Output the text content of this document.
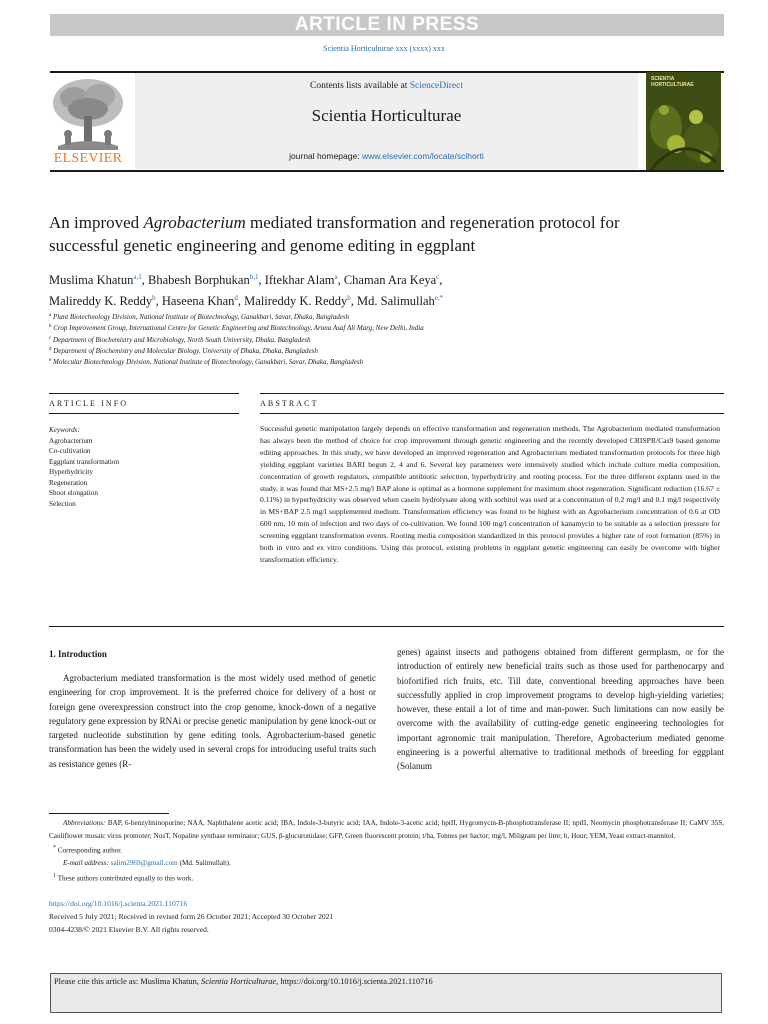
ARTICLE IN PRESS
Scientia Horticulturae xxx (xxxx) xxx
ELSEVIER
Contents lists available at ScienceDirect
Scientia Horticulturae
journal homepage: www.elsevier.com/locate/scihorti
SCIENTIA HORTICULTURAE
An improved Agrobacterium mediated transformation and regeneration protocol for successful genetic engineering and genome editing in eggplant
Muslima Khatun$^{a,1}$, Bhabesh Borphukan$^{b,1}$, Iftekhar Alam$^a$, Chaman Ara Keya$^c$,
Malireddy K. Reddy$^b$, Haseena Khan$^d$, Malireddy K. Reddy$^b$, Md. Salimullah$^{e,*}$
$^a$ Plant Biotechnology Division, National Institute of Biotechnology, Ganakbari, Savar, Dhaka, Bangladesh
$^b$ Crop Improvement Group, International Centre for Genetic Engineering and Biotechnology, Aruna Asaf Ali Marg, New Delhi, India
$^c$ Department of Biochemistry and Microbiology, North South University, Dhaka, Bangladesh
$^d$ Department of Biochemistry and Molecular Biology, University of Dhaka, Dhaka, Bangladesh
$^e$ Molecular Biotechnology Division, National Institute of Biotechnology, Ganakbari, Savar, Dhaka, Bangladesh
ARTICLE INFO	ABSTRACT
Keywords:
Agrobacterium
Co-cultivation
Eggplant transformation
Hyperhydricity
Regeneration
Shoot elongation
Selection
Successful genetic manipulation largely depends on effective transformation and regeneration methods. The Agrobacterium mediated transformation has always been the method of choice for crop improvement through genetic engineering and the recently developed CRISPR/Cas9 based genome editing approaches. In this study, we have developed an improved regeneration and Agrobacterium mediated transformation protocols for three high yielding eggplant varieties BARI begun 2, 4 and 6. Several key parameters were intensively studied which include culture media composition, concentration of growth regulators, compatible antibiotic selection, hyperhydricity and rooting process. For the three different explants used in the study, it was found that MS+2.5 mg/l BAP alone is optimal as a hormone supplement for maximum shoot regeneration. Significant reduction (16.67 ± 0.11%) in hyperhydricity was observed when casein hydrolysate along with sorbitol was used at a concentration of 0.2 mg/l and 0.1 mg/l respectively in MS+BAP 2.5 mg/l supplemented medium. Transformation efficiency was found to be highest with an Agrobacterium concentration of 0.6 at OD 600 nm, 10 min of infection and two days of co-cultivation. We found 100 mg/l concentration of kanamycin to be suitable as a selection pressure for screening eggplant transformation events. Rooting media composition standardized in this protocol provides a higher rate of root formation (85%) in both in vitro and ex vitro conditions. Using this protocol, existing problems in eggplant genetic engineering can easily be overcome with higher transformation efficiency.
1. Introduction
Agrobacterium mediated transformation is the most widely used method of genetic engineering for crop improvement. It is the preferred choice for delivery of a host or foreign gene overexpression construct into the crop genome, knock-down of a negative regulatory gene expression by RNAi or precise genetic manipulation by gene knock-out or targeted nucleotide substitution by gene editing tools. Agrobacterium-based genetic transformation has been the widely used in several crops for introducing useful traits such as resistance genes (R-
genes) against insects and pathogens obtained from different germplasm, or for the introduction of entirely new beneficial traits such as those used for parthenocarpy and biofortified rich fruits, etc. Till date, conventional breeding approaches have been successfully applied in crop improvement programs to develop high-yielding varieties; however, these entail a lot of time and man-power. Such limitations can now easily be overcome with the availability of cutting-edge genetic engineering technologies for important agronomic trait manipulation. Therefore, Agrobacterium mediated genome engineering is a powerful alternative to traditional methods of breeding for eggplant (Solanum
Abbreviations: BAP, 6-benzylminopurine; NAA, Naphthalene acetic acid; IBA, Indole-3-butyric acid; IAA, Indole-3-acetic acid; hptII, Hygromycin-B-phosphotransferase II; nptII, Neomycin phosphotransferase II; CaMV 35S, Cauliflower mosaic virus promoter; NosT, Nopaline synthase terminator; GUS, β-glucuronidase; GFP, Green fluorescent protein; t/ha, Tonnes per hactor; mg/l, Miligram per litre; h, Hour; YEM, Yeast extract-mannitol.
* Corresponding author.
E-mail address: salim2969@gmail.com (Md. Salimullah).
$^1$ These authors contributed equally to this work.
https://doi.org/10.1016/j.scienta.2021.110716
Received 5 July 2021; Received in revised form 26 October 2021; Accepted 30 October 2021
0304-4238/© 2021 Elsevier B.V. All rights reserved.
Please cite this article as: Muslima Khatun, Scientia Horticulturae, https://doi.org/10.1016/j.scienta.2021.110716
--
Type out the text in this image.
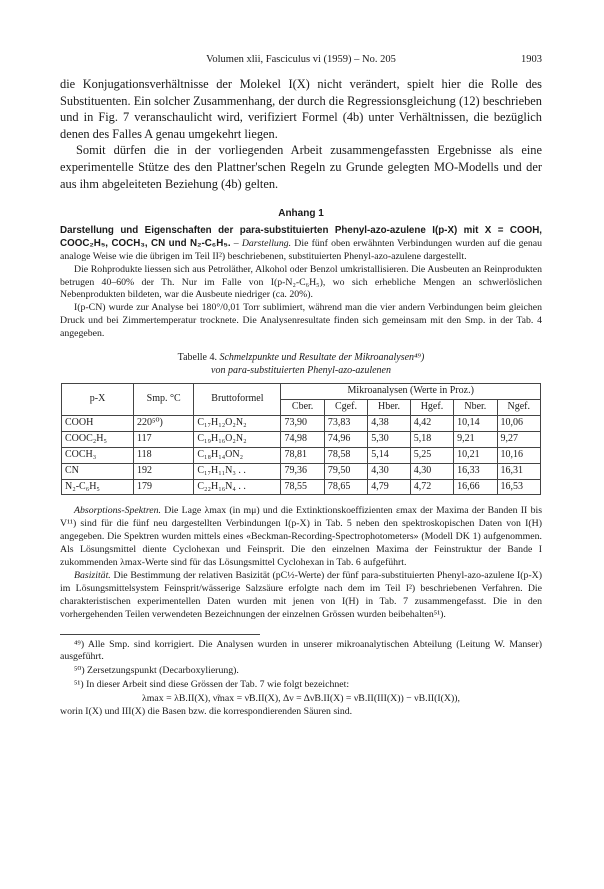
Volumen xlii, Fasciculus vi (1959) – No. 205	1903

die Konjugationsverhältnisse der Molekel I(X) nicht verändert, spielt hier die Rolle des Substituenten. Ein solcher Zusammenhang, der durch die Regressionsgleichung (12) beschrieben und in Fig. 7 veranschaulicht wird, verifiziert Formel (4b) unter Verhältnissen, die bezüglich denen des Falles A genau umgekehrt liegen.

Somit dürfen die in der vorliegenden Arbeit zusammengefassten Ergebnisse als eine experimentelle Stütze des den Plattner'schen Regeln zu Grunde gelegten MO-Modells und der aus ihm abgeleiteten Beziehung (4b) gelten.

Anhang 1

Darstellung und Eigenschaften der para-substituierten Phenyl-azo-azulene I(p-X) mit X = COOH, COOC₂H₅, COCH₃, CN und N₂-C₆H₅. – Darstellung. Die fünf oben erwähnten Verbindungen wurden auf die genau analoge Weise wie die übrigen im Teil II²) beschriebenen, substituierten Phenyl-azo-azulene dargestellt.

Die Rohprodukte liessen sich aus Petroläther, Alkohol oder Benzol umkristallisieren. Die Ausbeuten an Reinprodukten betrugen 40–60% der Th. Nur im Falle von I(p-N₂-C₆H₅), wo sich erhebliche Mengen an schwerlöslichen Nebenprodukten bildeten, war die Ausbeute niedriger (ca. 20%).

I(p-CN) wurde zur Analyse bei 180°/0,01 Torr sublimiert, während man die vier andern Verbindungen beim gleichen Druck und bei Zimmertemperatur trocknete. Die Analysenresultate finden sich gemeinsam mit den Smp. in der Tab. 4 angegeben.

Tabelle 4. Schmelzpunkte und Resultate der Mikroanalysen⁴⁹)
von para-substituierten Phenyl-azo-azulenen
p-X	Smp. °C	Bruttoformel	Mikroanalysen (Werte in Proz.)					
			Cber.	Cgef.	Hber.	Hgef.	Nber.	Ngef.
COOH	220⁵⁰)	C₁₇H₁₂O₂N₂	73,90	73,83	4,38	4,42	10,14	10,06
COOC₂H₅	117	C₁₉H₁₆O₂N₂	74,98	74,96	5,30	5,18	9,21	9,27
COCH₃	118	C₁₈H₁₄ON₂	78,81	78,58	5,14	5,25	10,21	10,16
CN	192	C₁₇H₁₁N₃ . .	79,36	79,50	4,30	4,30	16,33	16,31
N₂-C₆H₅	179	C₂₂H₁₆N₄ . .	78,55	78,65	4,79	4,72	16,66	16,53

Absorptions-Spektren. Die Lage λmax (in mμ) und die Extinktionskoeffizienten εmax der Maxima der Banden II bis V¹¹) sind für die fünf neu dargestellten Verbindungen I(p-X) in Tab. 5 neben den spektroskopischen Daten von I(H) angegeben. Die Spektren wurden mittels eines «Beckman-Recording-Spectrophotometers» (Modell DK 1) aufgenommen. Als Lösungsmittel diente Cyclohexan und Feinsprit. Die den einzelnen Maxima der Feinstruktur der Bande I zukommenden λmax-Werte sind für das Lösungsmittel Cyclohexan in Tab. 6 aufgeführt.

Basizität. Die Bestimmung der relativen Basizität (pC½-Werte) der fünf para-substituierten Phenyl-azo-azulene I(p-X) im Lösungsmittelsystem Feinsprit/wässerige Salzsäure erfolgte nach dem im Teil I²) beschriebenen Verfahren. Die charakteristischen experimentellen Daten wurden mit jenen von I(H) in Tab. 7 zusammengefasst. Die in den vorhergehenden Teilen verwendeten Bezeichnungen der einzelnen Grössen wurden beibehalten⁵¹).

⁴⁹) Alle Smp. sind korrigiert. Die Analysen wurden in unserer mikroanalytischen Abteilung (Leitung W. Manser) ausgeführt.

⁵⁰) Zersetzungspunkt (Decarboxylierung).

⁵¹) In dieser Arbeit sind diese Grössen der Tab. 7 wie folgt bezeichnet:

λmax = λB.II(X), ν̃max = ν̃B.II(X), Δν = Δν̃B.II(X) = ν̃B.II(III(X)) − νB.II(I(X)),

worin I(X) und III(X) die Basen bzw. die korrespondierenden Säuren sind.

Exercise:
Return a copy of each line in the records above that has "Biotechnology" in it.

Final answer:
$^a$ Plant Biotechnology Division, National Institute of Biotechnology, Ganakbari, Savar, Dhaka, Bangladesh
$^b$ Crop Improvement Group, International Centre for Genetic Engineering and Biotechnology, Aruna Asaf Ali Marg, New Delhi, India
$^e$ Molecular Biotechnology Division, National Institute of Biotechnology, Ganakbari, Savar, Dhaka, Bangladesh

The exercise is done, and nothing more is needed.